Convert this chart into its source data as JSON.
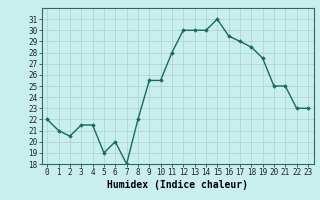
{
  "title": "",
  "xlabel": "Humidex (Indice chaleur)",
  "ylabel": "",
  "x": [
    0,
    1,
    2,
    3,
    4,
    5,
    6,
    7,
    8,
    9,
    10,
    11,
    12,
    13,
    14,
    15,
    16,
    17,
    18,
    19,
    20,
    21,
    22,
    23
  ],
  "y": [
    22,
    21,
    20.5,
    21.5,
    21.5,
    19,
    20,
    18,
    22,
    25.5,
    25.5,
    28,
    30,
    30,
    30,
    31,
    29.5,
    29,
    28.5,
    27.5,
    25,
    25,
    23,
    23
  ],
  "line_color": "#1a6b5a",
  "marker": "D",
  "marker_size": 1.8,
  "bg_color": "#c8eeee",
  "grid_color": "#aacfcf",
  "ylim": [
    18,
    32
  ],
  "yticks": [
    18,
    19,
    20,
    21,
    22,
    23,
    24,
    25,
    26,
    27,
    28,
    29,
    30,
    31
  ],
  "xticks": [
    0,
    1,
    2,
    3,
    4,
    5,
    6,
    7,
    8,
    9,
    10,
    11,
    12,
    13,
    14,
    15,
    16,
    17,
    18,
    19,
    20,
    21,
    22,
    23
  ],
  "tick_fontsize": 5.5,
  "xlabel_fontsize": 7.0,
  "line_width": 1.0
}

◆ GOAL OF THE EXERCISE
Leave the pictures out and reproduce each record exactly as written.

◆ EXERCISE RESULT
Convert this chart into its source data as JSON.
{
  "title": "",
  "xlabel": "Humidex (Indice chaleur)",
  "ylabel": "",
  "x": [
    0,
    1,
    2,
    3,
    4,
    5,
    6,
    7,
    8,
    9,
    10,
    11,
    12,
    13,
    14,
    15,
    16,
    17,
    18,
    19,
    20,
    21,
    22,
    23
  ],
  "y": [
    22,
    21,
    20.5,
    21.5,
    21.5,
    19,
    20,
    18,
    22,
    25.5,
    25.5,
    28,
    30,
    30,
    30,
    31,
    29.5,
    29,
    28.5,
    27.5,
    25,
    25,
    23,
    23
  ],
  "line_color": "#1a6b5a",
  "marker": "D",
  "marker_size": 1.8,
  "bg_color": "#c8eeee",
  "grid_color": "#aacfcf",
  "ylim": [
    18,
    32
  ],
  "yticks": [
    18,
    19,
    20,
    21,
    22,
    23,
    24,
    25,
    26,
    27,
    28,
    29,
    30,
    31
  ],
  "xticks": [
    0,
    1,
    2,
    3,
    4,
    5,
    6,
    7,
    8,
    9,
    10,
    11,
    12,
    13,
    14,
    15,
    16,
    17,
    18,
    19,
    20,
    21,
    22,
    23
  ],
  "tick_fontsize": 5.5,
  "xlabel_fontsize": 7.0,
  "line_width": 1.0
}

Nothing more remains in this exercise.